## Begin Data to use

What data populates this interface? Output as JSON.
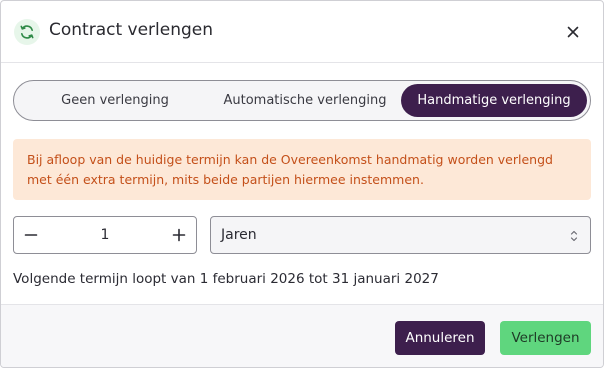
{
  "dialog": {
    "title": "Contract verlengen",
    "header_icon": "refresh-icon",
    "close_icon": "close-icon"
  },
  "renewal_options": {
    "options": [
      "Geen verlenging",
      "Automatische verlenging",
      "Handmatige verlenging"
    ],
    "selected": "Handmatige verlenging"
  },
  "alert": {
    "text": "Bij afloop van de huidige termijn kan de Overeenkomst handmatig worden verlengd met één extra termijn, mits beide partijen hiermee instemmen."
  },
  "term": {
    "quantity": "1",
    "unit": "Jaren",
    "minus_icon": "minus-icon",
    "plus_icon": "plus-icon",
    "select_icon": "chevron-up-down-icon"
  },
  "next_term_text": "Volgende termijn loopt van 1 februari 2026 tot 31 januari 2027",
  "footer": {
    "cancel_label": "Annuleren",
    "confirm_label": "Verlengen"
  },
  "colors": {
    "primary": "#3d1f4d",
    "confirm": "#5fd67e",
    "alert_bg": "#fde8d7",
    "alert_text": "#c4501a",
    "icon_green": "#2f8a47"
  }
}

## End Data to use

» **Problem details**:
Every line of the material is to be quoted exactly, with no pictures carried over.

» **Exercise solution**:
What data populates this interface? Output as JSON.
{
  "dialog": {
    "title": "Contract verlengen",
    "header_icon": "refresh-icon",
    "close_icon": "close-icon"
  },
  "renewal_options": {
    "options": [
      "Geen verlenging",
      "Automatische verlenging",
      "Handmatige verlenging"
    ],
    "selected": "Handmatige verlenging"
  },
  "alert": {
    "text": "Bij afloop van de huidige termijn kan de Overeenkomst handmatig worden verlengd met één extra termijn, mits beide partijen hiermee instemmen."
  },
  "term": {
    "quantity": "1",
    "unit": "Jaren",
    "minus_icon": "minus-icon",
    "plus_icon": "plus-icon",
    "select_icon": "chevron-up-down-icon"
  },
  "next_term_text": "Volgende termijn loopt van 1 februari 2026 tot 31 januari 2027",
  "footer": {
    "cancel_label": "Annuleren",
    "confirm_label": "Verlengen"
  },
  "colors": {
    "primary": "#3d1f4d",
    "confirm": "#5fd67e",
    "alert_bg": "#fde8d7",
    "alert_text": "#c4501a",
    "icon_green": "#2f8a47"
  }
}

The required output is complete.